• _TASK INSTRUCTIONS_
Do not carry the pictures over; copy every other part of the entries exactly.
— Start of WORKING DATA —
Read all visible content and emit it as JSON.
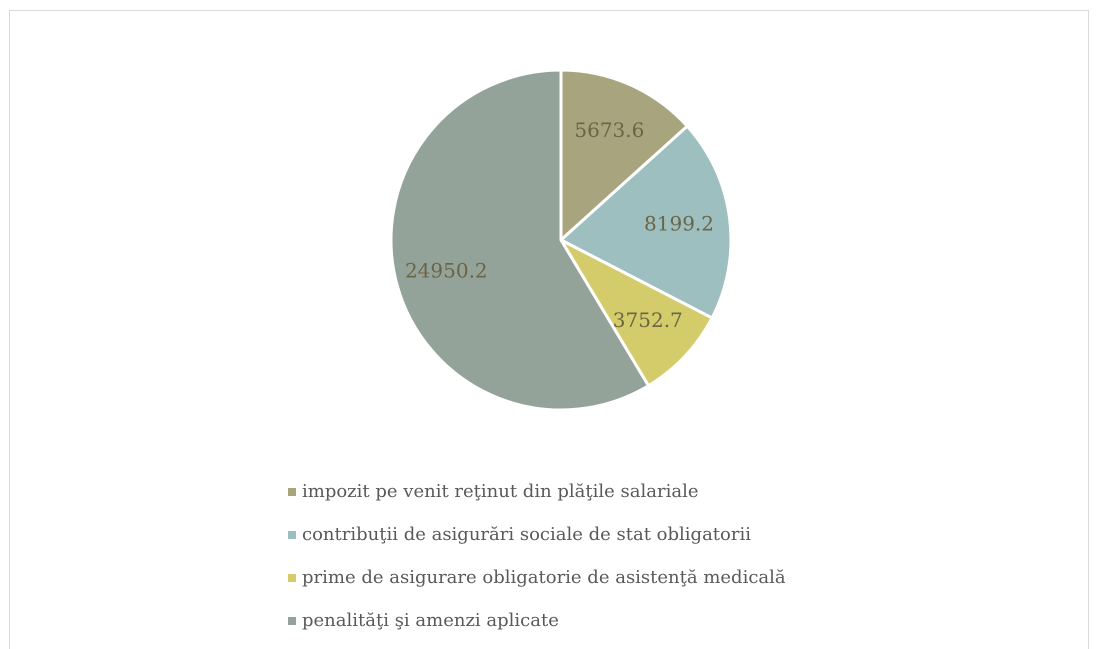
{
  "chart_data": {
    "type": "pie",
    "categories": [
      "impozit pe venit reţinut din plăţile salariale",
      "contribuţii de asigurări sociale de stat obligatorii",
      "prime de asigurare obligatorie de asistenţă medicală",
      "penalităţi şi amenzi aplicate"
    ],
    "values": [
      5673.6,
      8199.2,
      3752.7,
      24950.2
    ],
    "colors": [
      "#a8a57e",
      "#9dbfbf",
      "#d4cc6a",
      "#94a39a"
    ],
    "legend": "bottom"
  }
}
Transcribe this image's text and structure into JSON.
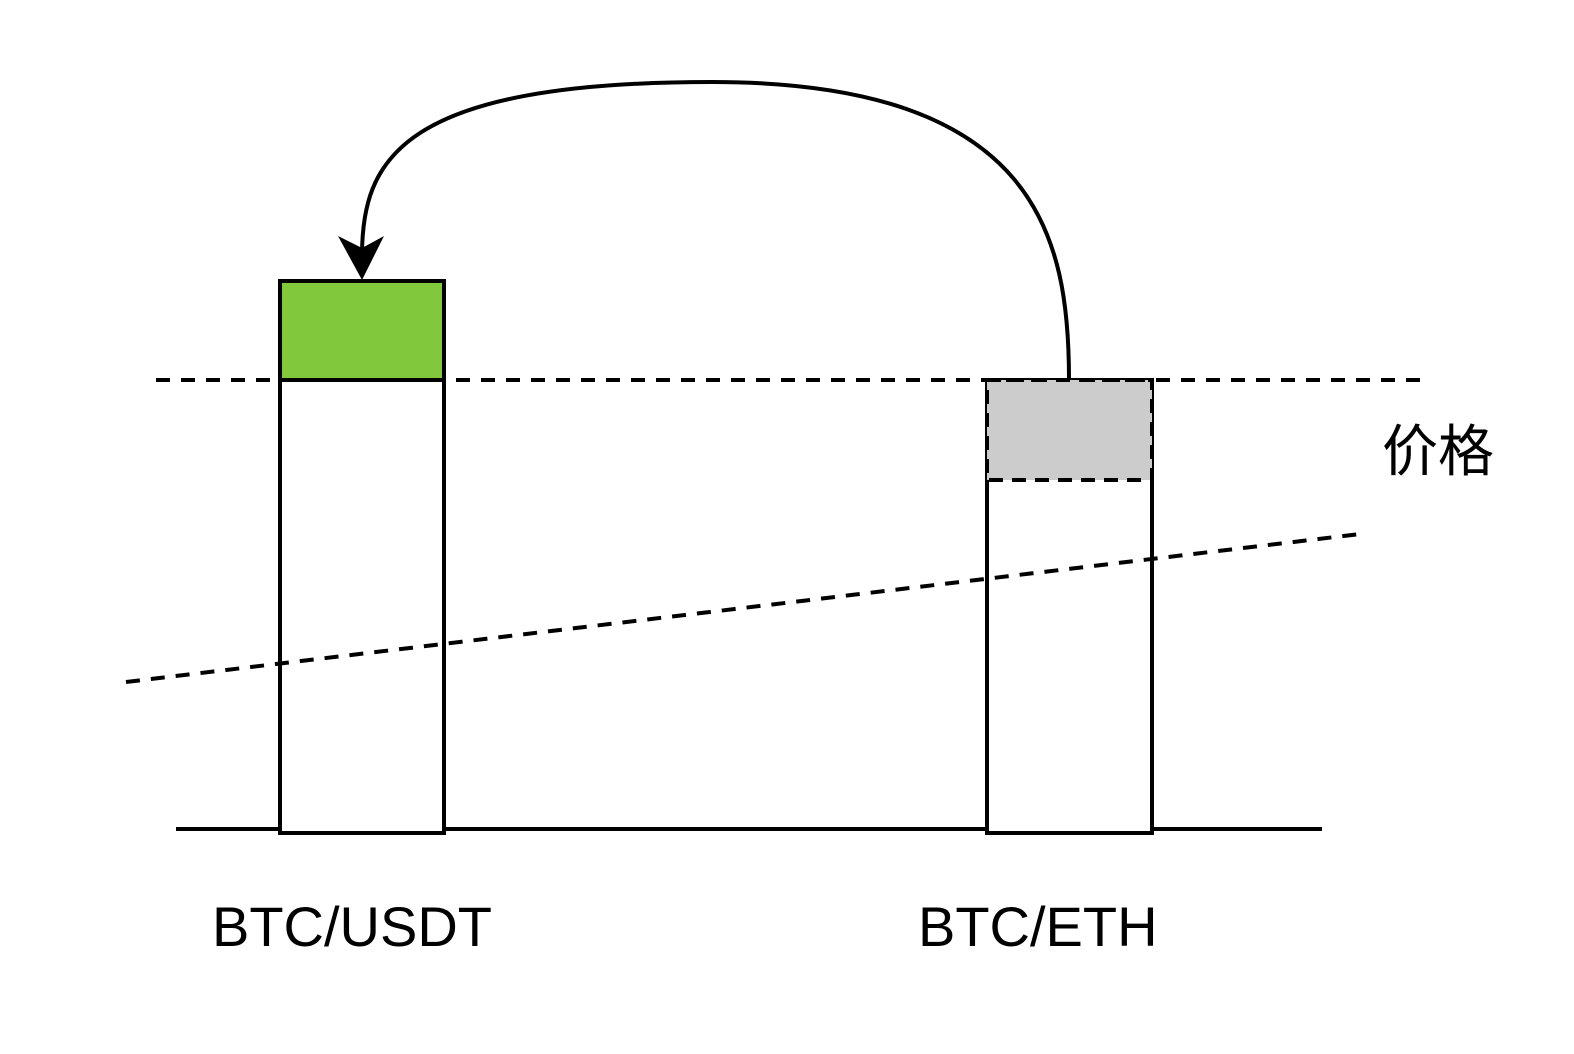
{
  "diagram": {
    "axis_label": "价格",
    "pairs": [
      {
        "id": "btc-usdt",
        "label": "BTC/USDT",
        "highlight": "filled",
        "highlight_color": "#82c83c"
      },
      {
        "id": "btc-eth",
        "label": "BTC/ETH",
        "highlight": "dashed",
        "highlight_color": "#cccccc"
      }
    ],
    "arrow": {
      "from": "btc-eth",
      "to": "btc-usdt"
    },
    "colors": {
      "stroke": "#000000",
      "background": "#ffffff"
    }
  }
}
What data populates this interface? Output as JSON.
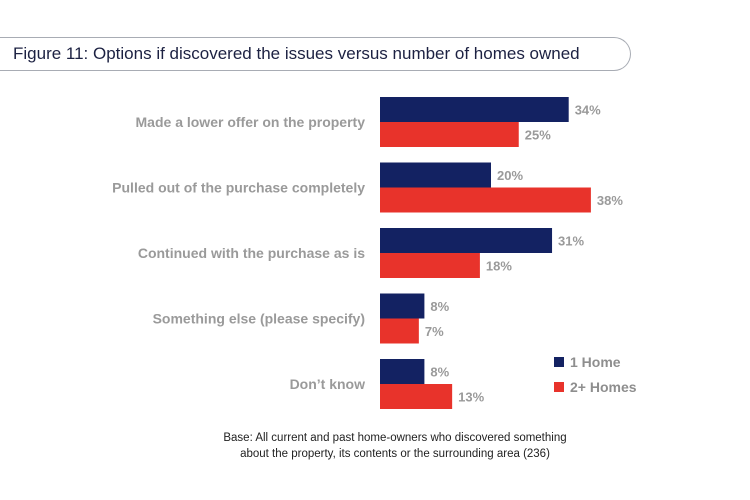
{
  "figure": {
    "title": "Figure 11: Options if discovered the issues versus number of homes owned",
    "base_note_line1": "Base: All current and past home-owners who discovered something",
    "base_note_line2": "about the property, its contents or the surrounding area (236)"
  },
  "colors": {
    "series1": "#132262",
    "series2": "#e8332b"
  },
  "chart_data": {
    "type": "bar",
    "orientation": "horizontal",
    "categories": [
      "Made a lower offer on the property",
      "Pulled out of the purchase completely",
      "Continued with the purchase as is",
      "Something else (please specify)",
      "Don’t know"
    ],
    "series": [
      {
        "name": "1 Home",
        "values": [
          34,
          20,
          31,
          8,
          8
        ],
        "labels": [
          "34%",
          "20%",
          "31%",
          "8%",
          "8%"
        ]
      },
      {
        "name": "2+ Homes",
        "values": [
          25,
          38,
          18,
          7,
          13
        ],
        "labels": [
          "25%",
          "38%",
          "18%",
          "7%",
          "13%"
        ]
      }
    ],
    "title": "Figure 11: Options if discovered the issues versus number of homes owned",
    "xlabel": "",
    "ylabel": "",
    "unit": "%",
    "legend_position": "bottom-right",
    "grid": false
  }
}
— End of WORKING DATA —
• _PROBLEM SOLUTION_
Read all visible content and emit it as JSON.
{
  "chart_data": {
    "type": "pie",
    "categories": [
      "impozit pe venit reţinut din plăţile salariale",
      "contribuţii de asigurări sociale de stat obligatorii",
      "prime de asigurare obligatorie de asistenţă medicală",
      "penalităţi şi amenzi aplicate"
    ],
    "values": [
      5673.6,
      8199.2,
      3752.7,
      24950.2
    ],
    "colors": [
      "#a8a57e",
      "#9dbfbf",
      "#d4cc6a",
      "#94a39a"
    ],
    "legend": "bottom"
  }
}
Transcribe this image's text and structure into JSON.
{
  "diagram": {
    "axis_label": "价格",
    "pairs": [
      {
        "id": "btc-usdt",
        "label": "BTC/USDT",
        "highlight": "filled",
        "highlight_color": "#82c83c"
      },
      {
        "id": "btc-eth",
        "label": "BTC/ETH",
        "highlight": "dashed",
        "highlight_color": "#cccccc"
      }
    ],
    "arrow": {
      "from": "btc-eth",
      "to": "btc-usdt"
    },
    "colors": {
      "stroke": "#000000",
      "background": "#ffffff"
    }
  }
}
What data populates this interface? Output as JSON.
{
  "figure": {
    "title": "Figure 11: Options if discovered the issues versus number of homes owned",
    "base_note_line1": "Base: All current and past home-owners who discovered something",
    "base_note_line2": "about the property, its contents or the surrounding area (236)"
  },
  "colors": {
    "series1": "#132262",
    "series2": "#e8332b"
  },
  "chart_data": {
    "type": "bar",
    "orientation": "horizontal",
    "categories": [
      "Made a lower offer on the property",
      "Pulled out of the purchase completely",
      "Continued with the purchase as is",
      "Something else (please specify)",
      "Don’t know"
    ],
    "series": [
      {
        "name": "1 Home",
        "values": [
          34,
          20,
          31,
          8,
          8
        ],
        "labels": [
          "34%",
          "20%",
          "31%",
          "8%",
          "8%"
        ]
      },
      {
        "name": "2+ Homes",
        "values": [
          25,
          38,
          18,
          7,
          13
        ],
        "labels": [
          "25%",
          "38%",
          "18%",
          "7%",
          "13%"
        ]
      }
    ],
    "title": "Figure 11: Options if discovered the issues versus number of homes owned",
    "xlabel": "",
    "ylabel": "",
    "unit": "%",
    "legend_position": "bottom-right",
    "grid": false
  }
}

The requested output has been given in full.